Aim of the exercise
Can you print the data exactly and leave out each image?

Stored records

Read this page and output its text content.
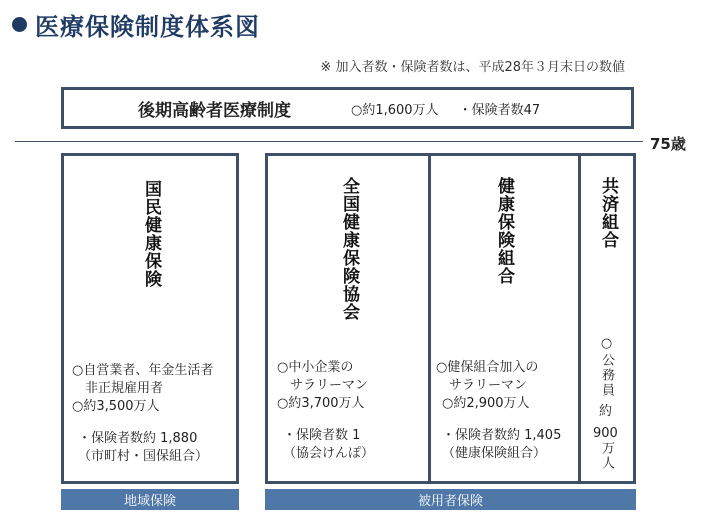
医療保険制度体系図
※ 加入者数・保険者数は、平成28年３月末日の数値
後期高齢者医療制度	○約1,600万人 ・保険者数47
75歳
国民健康保険
○自営業者、年金生活者
非正規雇用者
○約3,500万人
・保険者数約 1,880
（市町村・国保組合）
全国健康保険協会
○中小企業の
サラリーマン
○約3,700万人
・保険者数 1
（協会けんぽ）
健康保険組合
○健保組合加入の
サラリーマン
○約2,900万人
・保険者数約 1,405
（健康保険組合）
共済組合
○公務員
約
900
万人
地域保険	被用者保険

In response
Read this page and output its text content.
医療保険制度体系図
※ 加入者数・保険者数は、平成28年３月末日の数値
後期高齢者医療制度	○約1,600万人 ・保険者数47
75歳
国民健康保険
○自営業者、年金生活者
非正規雇用者
○約3,500万人
・保険者数約 1,880
（市町村・国保組合）
全国健康保険協会
○中小企業の
サラリーマン
○約3,700万人
・保険者数 1
（協会けんぽ）
健康保険組合
○健保組合加入の
サラリーマン
○約2,900万人
・保険者数約 1,405
（健康保険組合）
共済組合
○公務員
約
900
万人
地域保険	被用者保険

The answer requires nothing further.